● Given problem
Within the material below, find each line bearing the word "внутренней" and present it.

+ + + + + + +

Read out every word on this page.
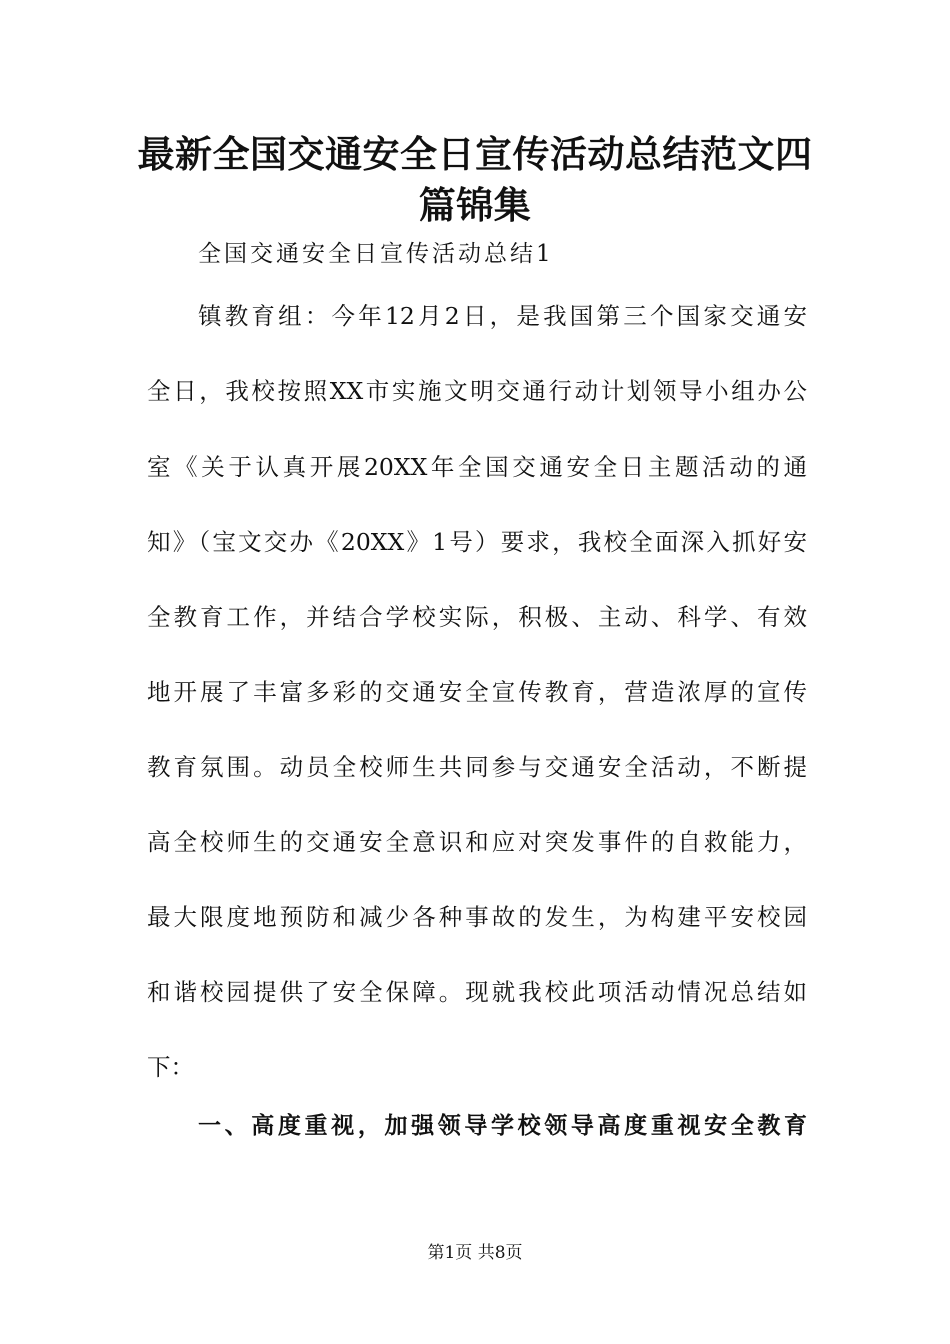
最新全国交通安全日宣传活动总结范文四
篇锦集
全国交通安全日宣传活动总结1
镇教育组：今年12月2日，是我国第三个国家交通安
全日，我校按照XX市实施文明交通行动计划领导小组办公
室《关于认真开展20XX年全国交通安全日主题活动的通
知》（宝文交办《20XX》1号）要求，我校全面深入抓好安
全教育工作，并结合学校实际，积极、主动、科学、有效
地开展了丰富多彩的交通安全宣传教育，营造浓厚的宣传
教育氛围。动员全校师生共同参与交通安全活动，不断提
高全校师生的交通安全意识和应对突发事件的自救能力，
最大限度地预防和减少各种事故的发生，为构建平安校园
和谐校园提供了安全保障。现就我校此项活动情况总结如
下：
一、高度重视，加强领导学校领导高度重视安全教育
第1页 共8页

+ + + + + + +

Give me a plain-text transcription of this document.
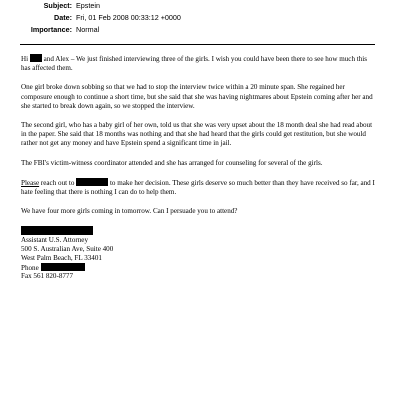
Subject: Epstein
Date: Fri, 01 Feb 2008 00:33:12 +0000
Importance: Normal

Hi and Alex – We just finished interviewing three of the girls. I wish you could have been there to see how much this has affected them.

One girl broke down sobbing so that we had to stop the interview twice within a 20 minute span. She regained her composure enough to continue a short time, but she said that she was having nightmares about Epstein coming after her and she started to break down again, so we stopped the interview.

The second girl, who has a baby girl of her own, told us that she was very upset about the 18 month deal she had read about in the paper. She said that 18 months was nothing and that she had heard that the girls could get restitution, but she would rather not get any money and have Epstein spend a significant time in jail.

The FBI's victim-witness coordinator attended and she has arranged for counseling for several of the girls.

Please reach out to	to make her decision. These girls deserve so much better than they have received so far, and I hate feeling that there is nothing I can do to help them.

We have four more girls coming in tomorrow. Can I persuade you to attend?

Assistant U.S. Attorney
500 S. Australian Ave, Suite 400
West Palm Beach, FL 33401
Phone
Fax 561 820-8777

+ + + + + + +

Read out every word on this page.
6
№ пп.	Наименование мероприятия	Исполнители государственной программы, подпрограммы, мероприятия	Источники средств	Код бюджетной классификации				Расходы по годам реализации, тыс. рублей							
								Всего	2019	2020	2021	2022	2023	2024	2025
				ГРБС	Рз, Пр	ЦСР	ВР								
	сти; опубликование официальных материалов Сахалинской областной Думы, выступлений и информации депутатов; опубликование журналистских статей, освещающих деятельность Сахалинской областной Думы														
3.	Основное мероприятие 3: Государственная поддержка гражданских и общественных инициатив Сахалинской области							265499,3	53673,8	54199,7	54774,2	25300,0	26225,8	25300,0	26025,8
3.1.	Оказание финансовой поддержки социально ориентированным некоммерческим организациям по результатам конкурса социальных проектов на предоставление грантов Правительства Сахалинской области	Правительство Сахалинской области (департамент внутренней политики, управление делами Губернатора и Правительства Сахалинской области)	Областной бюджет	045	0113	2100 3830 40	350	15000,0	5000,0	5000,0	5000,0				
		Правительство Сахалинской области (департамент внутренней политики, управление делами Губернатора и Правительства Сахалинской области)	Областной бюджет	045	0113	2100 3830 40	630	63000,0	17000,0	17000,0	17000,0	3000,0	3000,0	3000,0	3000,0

+ + + + + + +

● Task result
3.1.	Оказание финансовой поддержки социально ориентированным некоммерческим организациям по результатам конкурса социальных проектов на предоставление грантов Правительства Сахалинской области	Правительство Сахалинской области (департамент внутренней политики, управление делами Губернатора и Правительства Сахалинской области)	Областной бюджет	045	0113	2100 3830 40	350	15000,0	5000,0	5000,0	5000,0				
		Правительство Сахалинской области (департамент внутренней политики, управление делами Губернатора и Правительства Сахалинской области)	Областной бюджет	045	0113	2100 3830 40	630	63000,0	17000,0	17000,0	17000,0	3000,0	3000,0	3000,0	3000,0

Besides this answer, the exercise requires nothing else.